-- AIM --
Give every line again exactly as it appears, please, but not the pictures.

(Rows from a figure dataset)
:::::

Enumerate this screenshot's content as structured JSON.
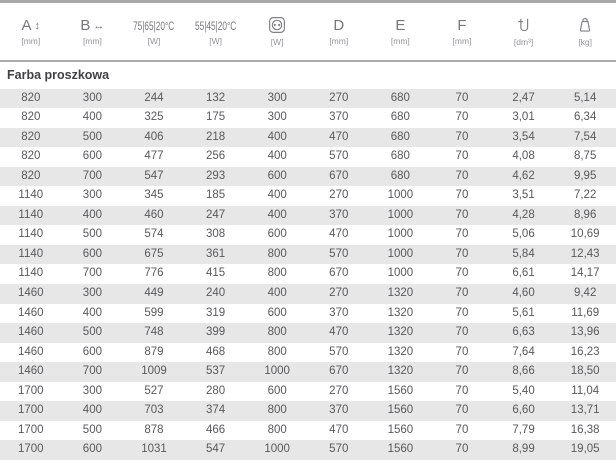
{
  "table": {
    "section_title": "Farba proszkowa",
    "columns": [
      {
        "label": "A",
        "arrow": "↕",
        "unit": "[mm]"
      },
      {
        "label": "B",
        "arrow": "↔",
        "unit": "[mm]"
      },
      {
        "label": "75|65|20°C",
        "unit": "[W]"
      },
      {
        "label": "55|45|20°C",
        "unit": "[W]"
      },
      {
        "label": "",
        "icon": "electric-socket-icon",
        "unit": "[W]"
      },
      {
        "label": "D",
        "unit": "[mm]"
      },
      {
        "label": "E",
        "unit": "[mm]"
      },
      {
        "label": "F",
        "unit": "[mm]"
      },
      {
        "label": "",
        "icon": "water-capacity-icon",
        "unit": "[dm³]"
      },
      {
        "label": "",
        "icon": "weight-icon",
        "unit": "[kg]"
      }
    ],
    "rows": [
      [
        "820",
        "300",
        "244",
        "132",
        "300",
        "270",
        "680",
        "70",
        "2,47",
        "5,14"
      ],
      [
        "820",
        "400",
        "325",
        "175",
        "300",
        "370",
        "680",
        "70",
        "3,01",
        "6,34"
      ],
      [
        "820",
        "500",
        "406",
        "218",
        "400",
        "470",
        "680",
        "70",
        "3,54",
        "7,54"
      ],
      [
        "820",
        "600",
        "477",
        "256",
        "400",
        "570",
        "680",
        "70",
        "4,08",
        "8,75"
      ],
      [
        "820",
        "700",
        "547",
        "293",
        "600",
        "670",
        "680",
        "70",
        "4,62",
        "9,95"
      ],
      [
        "1140",
        "300",
        "345",
        "185",
        "400",
        "270",
        "1000",
        "70",
        "3,51",
        "7,22"
      ],
      [
        "1140",
        "400",
        "460",
        "247",
        "400",
        "370",
        "1000",
        "70",
        "4,28",
        "8,96"
      ],
      [
        "1140",
        "500",
        "574",
        "308",
        "600",
        "470",
        "1000",
        "70",
        "5,06",
        "10,69"
      ],
      [
        "1140",
        "600",
        "675",
        "361",
        "800",
        "570",
        "1000",
        "70",
        "5,84",
        "12,43"
      ],
      [
        "1140",
        "700",
        "776",
        "415",
        "800",
        "670",
        "1000",
        "70",
        "6,61",
        "14,17"
      ],
      [
        "1460",
        "300",
        "449",
        "240",
        "400",
        "270",
        "1320",
        "70",
        "4,60",
        "9,42"
      ],
      [
        "1460",
        "400",
        "599",
        "319",
        "600",
        "370",
        "1320",
        "70",
        "5,61",
        "11,69"
      ],
      [
        "1460",
        "500",
        "748",
        "399",
        "800",
        "470",
        "1320",
        "70",
        "6,63",
        "13,96"
      ],
      [
        "1460",
        "600",
        "879",
        "468",
        "800",
        "570",
        "1320",
        "70",
        "7,64",
        "16,23"
      ],
      [
        "1460",
        "700",
        "1009",
        "537",
        "1000",
        "670",
        "1320",
        "70",
        "8,66",
        "18,50"
      ],
      [
        "1700",
        "300",
        "527",
        "280",
        "600",
        "270",
        "1560",
        "70",
        "5,40",
        "11,04"
      ],
      [
        "1700",
        "400",
        "703",
        "374",
        "800",
        "370",
        "1560",
        "70",
        "6,60",
        "13,71"
      ],
      [
        "1700",
        "500",
        "878",
        "466",
        "800",
        "470",
        "1560",
        "70",
        "7,79",
        "16,38"
      ],
      [
        "1700",
        "600",
        "1031",
        "547",
        "1000",
        "570",
        "1560",
        "70",
        "8,99",
        "19,05"
      ]
    ]
  },
  "colors": {
    "stripe": "#e7e7e7",
    "rule": "#a9a9a9",
    "text": "#58595b",
    "header_text": "#77787b",
    "unit_text": "#939598"
  }
}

:::::

-- FINAL ANSWER --
Enumerate this screenshot's content as structured JSON.
{
  "table": {
    "section_title": "Farba proszkowa",
    "columns": [
      {
        "label": "A",
        "arrow": "↕",
        "unit": "[mm]"
      },
      {
        "label": "B",
        "arrow": "↔",
        "unit": "[mm]"
      },
      {
        "label": "75|65|20°C",
        "unit": "[W]"
      },
      {
        "label": "55|45|20°C",
        "unit": "[W]"
      },
      {
        "label": "",
        "icon": "electric-socket-icon",
        "unit": "[W]"
      },
      {
        "label": "D",
        "unit": "[mm]"
      },
      {
        "label": "E",
        "unit": "[mm]"
      },
      {
        "label": "F",
        "unit": "[mm]"
      },
      {
        "label": "",
        "icon": "water-capacity-icon",
        "unit": "[dm³]"
      },
      {
        "label": "",
        "icon": "weight-icon",
        "unit": "[kg]"
      }
    ],
    "rows": [
      [
        "820",
        "300",
        "244",
        "132",
        "300",
        "270",
        "680",
        "70",
        "2,47",
        "5,14"
      ],
      [
        "820",
        "400",
        "325",
        "175",
        "300",
        "370",
        "680",
        "70",
        "3,01",
        "6,34"
      ],
      [
        "820",
        "500",
        "406",
        "218",
        "400",
        "470",
        "680",
        "70",
        "3,54",
        "7,54"
      ],
      [
        "820",
        "600",
        "477",
        "256",
        "400",
        "570",
        "680",
        "70",
        "4,08",
        "8,75"
      ],
      [
        "820",
        "700",
        "547",
        "293",
        "600",
        "670",
        "680",
        "70",
        "4,62",
        "9,95"
      ],
      [
        "1140",
        "300",
        "345",
        "185",
        "400",
        "270",
        "1000",
        "70",
        "3,51",
        "7,22"
      ],
      [
        "1140",
        "400",
        "460",
        "247",
        "400",
        "370",
        "1000",
        "70",
        "4,28",
        "8,96"
      ],
      [
        "1140",
        "500",
        "574",
        "308",
        "600",
        "470",
        "1000",
        "70",
        "5,06",
        "10,69"
      ],
      [
        "1140",
        "600",
        "675",
        "361",
        "800",
        "570",
        "1000",
        "70",
        "5,84",
        "12,43"
      ],
      [
        "1140",
        "700",
        "776",
        "415",
        "800",
        "670",
        "1000",
        "70",
        "6,61",
        "14,17"
      ],
      [
        "1460",
        "300",
        "449",
        "240",
        "400",
        "270",
        "1320",
        "70",
        "4,60",
        "9,42"
      ],
      [
        "1460",
        "400",
        "599",
        "319",
        "600",
        "370",
        "1320",
        "70",
        "5,61",
        "11,69"
      ],
      [
        "1460",
        "500",
        "748",
        "399",
        "800",
        "470",
        "1320",
        "70",
        "6,63",
        "13,96"
      ],
      [
        "1460",
        "600",
        "879",
        "468",
        "800",
        "570",
        "1320",
        "70",
        "7,64",
        "16,23"
      ],
      [
        "1460",
        "700",
        "1009",
        "537",
        "1000",
        "670",
        "1320",
        "70",
        "8,66",
        "18,50"
      ],
      [
        "1700",
        "300",
        "527",
        "280",
        "600",
        "270",
        "1560",
        "70",
        "5,40",
        "11,04"
      ],
      [
        "1700",
        "400",
        "703",
        "374",
        "800",
        "370",
        "1560",
        "70",
        "6,60",
        "13,71"
      ],
      [
        "1700",
        "500",
        "878",
        "466",
        "800",
        "470",
        "1560",
        "70",
        "7,79",
        "16,38"
      ],
      [
        "1700",
        "600",
        "1031",
        "547",
        "1000",
        "570",
        "1560",
        "70",
        "8,99",
        "19,05"
      ]
    ]
  },
  "colors": {
    "stripe": "#e7e7e7",
    "rule": "#a9a9a9",
    "text": "#58595b",
    "header_text": "#77787b",
    "unit_text": "#939598"
  }
}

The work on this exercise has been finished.